The task
Scan the listing below and copy every line holding "rythme".

Source data:
--- Begin ---
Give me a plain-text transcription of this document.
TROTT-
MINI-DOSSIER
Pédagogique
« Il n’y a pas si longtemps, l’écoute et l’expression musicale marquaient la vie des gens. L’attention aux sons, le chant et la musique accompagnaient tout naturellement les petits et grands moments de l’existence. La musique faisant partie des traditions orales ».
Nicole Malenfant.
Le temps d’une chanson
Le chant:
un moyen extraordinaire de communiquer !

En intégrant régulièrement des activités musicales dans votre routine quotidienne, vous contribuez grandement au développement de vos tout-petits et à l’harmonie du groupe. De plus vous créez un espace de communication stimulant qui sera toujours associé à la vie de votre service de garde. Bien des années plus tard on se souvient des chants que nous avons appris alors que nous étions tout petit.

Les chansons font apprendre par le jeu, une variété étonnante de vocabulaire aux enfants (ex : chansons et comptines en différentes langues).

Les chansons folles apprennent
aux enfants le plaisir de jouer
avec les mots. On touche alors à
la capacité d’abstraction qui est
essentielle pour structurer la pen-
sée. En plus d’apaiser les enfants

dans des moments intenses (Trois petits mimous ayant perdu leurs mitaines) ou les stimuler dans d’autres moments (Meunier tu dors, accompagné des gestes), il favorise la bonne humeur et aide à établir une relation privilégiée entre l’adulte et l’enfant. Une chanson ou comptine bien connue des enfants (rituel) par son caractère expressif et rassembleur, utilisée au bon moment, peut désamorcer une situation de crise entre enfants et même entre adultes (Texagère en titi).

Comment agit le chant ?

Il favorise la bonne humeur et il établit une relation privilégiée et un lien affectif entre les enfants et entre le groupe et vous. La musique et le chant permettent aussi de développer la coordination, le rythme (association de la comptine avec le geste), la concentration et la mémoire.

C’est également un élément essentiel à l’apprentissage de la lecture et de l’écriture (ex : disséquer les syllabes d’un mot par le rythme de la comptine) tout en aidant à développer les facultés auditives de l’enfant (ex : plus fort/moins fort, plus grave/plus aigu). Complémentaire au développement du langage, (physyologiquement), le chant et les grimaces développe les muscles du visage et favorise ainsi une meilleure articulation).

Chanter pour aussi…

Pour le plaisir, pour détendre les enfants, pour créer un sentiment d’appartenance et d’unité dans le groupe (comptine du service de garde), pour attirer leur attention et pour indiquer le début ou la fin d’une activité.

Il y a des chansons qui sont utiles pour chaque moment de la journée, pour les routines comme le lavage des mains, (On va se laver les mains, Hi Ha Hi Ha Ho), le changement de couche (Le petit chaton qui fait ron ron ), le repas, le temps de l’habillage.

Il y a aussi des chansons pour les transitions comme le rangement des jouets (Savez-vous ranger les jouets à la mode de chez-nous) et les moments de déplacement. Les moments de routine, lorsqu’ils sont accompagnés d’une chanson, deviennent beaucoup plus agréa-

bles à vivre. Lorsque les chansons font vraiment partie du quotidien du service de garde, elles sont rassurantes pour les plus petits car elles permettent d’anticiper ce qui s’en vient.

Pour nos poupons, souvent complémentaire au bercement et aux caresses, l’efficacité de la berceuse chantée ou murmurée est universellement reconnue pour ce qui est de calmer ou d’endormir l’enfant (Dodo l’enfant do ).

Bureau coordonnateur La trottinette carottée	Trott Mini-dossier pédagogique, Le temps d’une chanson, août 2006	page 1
--- End ---
Result for this exercise
Il favorise la bonne humeur et il établit une relation privilégiée et un lien affectif entre les enfants et entre le groupe et vous. La musique et le chant permettent aussi de développer la coordination, le rythme (association de la comptine avec le geste), la concentration et la mémoire.
C’est également un élément essentiel à l’apprentissage de la lecture et de l’écriture (ex : disséquer les syllabes d’un mot par le rythme de la comptine) tout en aidant à développer les facultés auditives de l’enfant (ex : plus fort/moins fort, plus grave/plus aigu). Complémentaire au développement du langage, (physyologiquement), le chant et les grimaces développe les muscles du visage et favorise ainsi une meilleure articulation).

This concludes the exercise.